start Available data

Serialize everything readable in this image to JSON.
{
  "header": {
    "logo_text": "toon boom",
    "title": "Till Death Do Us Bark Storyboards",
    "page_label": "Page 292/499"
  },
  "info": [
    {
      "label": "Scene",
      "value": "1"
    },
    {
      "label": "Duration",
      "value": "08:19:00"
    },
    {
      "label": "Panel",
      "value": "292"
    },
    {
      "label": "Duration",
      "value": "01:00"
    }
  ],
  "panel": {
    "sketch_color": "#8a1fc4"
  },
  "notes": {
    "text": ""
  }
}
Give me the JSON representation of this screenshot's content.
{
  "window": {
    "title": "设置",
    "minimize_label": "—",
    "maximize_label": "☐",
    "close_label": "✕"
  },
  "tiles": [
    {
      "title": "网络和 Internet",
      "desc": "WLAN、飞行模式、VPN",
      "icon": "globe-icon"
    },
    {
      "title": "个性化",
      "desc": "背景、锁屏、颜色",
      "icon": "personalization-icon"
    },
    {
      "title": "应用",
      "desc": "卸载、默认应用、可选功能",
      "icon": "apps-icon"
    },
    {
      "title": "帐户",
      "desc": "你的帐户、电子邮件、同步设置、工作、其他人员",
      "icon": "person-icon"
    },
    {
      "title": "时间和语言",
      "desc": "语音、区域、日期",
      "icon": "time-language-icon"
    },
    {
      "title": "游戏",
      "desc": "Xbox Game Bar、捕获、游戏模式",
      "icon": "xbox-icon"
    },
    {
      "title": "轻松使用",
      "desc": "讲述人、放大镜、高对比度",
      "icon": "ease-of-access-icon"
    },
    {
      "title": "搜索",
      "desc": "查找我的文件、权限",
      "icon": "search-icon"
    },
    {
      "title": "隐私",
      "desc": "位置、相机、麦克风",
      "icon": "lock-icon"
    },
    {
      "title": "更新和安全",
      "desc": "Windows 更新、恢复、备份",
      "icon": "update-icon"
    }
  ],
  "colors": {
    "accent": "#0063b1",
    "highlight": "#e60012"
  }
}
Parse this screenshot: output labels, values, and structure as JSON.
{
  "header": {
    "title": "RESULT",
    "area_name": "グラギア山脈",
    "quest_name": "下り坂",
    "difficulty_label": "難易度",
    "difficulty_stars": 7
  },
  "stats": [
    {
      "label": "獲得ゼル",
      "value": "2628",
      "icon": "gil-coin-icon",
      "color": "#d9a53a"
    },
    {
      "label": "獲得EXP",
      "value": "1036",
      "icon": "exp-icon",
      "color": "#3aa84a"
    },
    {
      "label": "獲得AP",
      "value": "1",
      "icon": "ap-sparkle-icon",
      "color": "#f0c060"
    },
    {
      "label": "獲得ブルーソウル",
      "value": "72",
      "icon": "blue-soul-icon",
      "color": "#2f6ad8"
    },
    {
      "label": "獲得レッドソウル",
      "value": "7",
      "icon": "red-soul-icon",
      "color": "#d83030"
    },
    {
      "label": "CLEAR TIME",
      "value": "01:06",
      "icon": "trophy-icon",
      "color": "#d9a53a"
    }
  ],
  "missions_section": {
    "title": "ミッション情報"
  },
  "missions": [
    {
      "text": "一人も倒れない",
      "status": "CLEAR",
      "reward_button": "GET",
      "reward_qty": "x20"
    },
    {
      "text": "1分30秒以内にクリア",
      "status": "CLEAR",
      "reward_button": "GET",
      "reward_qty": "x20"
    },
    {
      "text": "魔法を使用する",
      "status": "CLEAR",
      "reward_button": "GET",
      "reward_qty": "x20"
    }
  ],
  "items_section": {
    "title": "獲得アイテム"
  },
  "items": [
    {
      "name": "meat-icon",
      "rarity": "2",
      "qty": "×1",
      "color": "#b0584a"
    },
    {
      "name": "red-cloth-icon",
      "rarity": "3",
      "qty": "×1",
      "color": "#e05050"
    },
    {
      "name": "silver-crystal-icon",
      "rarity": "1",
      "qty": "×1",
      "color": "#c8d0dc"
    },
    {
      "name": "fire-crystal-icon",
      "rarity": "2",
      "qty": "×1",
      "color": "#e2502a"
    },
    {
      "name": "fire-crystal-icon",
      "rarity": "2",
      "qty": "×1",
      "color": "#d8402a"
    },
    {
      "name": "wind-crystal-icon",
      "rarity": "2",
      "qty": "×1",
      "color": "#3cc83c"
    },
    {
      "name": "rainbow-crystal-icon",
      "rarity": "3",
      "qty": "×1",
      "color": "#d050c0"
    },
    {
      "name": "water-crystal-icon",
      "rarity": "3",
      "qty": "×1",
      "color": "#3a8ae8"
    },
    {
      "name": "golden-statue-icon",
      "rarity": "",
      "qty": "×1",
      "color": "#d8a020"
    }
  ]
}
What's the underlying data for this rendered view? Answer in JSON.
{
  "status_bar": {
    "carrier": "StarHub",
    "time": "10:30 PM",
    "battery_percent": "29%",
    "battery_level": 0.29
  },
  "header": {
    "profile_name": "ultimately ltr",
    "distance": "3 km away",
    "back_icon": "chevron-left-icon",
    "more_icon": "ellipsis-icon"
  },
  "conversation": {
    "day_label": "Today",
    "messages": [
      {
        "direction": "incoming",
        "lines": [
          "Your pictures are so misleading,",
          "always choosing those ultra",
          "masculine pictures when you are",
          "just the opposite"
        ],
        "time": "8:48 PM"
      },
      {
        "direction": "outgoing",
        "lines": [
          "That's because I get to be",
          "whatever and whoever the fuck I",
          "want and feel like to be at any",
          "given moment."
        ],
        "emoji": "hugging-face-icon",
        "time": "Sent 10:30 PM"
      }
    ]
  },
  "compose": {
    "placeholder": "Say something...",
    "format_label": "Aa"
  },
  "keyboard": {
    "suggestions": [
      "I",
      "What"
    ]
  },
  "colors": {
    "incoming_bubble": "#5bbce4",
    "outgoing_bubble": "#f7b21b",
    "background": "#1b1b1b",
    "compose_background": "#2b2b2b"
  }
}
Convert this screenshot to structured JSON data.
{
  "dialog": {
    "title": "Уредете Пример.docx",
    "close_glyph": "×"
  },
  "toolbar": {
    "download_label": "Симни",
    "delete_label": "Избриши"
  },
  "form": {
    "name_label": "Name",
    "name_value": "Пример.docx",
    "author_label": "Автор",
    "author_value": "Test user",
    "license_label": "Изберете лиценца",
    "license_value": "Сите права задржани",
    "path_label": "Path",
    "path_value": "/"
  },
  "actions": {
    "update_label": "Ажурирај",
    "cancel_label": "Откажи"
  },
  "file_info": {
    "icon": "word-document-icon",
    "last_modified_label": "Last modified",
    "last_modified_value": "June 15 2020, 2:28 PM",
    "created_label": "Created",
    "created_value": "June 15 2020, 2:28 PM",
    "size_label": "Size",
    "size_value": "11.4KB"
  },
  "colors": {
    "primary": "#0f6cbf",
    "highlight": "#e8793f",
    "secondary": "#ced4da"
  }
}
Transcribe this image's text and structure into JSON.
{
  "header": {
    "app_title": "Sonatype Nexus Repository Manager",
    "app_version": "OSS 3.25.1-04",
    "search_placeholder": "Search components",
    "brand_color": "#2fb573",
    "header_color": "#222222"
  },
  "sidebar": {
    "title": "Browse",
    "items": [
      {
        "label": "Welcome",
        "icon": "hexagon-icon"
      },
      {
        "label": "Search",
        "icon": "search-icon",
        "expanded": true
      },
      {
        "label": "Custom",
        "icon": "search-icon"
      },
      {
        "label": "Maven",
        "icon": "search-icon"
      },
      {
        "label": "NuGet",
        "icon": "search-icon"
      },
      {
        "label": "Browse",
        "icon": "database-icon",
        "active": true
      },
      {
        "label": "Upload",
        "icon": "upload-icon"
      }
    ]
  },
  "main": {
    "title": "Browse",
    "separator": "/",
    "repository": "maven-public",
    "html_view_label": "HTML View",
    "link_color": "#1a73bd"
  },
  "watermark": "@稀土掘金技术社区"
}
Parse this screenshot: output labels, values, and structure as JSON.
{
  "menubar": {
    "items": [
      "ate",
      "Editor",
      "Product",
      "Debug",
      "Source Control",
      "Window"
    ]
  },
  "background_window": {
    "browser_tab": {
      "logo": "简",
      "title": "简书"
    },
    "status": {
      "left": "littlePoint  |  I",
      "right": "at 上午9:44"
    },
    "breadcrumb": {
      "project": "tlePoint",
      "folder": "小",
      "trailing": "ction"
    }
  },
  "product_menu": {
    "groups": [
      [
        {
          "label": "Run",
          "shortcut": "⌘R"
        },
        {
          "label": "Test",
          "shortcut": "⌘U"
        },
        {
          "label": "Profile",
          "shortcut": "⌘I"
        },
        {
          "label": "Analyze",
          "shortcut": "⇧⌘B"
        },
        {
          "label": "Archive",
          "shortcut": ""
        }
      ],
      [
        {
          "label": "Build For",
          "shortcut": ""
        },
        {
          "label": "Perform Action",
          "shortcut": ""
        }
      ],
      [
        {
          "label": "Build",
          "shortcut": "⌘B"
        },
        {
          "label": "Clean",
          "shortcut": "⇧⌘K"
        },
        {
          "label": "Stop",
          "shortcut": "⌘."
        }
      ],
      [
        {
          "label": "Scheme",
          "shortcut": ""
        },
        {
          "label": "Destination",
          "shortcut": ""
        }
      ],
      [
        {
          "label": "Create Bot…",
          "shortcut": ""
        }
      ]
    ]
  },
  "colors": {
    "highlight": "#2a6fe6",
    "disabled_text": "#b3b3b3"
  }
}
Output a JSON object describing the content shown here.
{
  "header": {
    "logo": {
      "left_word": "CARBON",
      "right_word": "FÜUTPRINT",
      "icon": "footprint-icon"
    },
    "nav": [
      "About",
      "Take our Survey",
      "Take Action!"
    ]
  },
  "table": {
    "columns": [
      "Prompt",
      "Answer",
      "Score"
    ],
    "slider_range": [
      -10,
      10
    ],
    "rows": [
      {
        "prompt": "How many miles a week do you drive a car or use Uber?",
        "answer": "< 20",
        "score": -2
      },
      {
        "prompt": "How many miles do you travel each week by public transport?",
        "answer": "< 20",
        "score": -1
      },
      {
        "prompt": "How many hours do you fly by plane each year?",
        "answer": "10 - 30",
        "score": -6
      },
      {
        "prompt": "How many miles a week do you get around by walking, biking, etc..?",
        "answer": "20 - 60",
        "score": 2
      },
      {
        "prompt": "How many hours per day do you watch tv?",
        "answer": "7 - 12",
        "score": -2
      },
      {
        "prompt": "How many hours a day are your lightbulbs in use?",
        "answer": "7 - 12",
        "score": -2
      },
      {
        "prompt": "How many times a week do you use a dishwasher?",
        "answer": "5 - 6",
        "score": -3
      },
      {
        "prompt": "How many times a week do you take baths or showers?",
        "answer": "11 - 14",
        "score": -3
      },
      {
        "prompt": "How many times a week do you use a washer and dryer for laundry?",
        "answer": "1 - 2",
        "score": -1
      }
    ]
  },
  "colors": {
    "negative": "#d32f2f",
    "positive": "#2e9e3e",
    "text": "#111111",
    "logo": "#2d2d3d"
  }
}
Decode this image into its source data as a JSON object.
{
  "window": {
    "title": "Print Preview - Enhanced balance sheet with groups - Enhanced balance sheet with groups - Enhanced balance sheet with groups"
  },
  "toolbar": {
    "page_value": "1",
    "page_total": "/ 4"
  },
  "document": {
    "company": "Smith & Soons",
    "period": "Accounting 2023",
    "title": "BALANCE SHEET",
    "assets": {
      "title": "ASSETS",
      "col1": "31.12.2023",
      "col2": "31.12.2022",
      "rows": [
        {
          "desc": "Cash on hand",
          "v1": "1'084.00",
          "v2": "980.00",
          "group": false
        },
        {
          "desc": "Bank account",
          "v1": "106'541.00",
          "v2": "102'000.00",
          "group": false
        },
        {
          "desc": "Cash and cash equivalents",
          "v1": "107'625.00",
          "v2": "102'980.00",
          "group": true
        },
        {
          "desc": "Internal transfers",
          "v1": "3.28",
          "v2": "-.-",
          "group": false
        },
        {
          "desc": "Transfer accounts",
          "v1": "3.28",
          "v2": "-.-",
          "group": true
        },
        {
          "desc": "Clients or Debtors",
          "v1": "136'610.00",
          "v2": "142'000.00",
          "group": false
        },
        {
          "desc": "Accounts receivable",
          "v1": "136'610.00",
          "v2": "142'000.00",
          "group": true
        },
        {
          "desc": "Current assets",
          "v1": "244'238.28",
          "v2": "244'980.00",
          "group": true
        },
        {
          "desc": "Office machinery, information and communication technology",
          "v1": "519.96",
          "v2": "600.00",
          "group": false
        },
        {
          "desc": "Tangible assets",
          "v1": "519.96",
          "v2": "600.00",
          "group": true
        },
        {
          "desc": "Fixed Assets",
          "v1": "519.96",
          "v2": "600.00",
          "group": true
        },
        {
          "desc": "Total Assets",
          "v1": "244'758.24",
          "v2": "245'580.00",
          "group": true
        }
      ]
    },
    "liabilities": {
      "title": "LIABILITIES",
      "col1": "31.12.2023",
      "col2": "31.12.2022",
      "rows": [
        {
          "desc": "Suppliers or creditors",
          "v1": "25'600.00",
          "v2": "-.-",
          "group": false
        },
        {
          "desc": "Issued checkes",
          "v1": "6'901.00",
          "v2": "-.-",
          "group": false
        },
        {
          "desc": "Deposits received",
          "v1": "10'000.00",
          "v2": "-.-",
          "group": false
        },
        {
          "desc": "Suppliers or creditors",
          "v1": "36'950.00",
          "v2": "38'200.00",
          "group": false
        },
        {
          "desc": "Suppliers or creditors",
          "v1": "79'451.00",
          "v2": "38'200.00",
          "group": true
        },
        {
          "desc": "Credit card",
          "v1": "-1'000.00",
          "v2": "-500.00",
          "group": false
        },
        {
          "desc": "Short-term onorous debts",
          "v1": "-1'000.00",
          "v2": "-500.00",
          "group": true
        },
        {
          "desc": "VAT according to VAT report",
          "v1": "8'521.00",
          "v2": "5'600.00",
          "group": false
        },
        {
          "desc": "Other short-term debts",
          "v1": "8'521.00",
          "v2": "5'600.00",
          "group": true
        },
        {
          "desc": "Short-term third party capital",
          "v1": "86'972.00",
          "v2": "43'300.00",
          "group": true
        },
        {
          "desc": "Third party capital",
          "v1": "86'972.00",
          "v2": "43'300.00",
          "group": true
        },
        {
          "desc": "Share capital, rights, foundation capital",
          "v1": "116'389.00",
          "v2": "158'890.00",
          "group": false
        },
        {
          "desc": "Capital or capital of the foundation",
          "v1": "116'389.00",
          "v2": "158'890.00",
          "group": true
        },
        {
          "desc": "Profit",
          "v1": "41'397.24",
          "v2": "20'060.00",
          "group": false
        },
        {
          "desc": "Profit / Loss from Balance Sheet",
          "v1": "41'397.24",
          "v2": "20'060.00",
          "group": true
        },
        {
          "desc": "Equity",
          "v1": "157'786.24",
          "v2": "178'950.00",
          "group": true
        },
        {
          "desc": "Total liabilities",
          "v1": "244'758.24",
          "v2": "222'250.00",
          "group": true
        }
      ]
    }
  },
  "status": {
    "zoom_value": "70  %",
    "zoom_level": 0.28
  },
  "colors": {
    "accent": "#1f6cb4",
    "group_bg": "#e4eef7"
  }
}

end Available data

• _Problem to solve_: Each line that holds the string "public" counts once; give the total and nothing else.

• _Completed exercise_: 2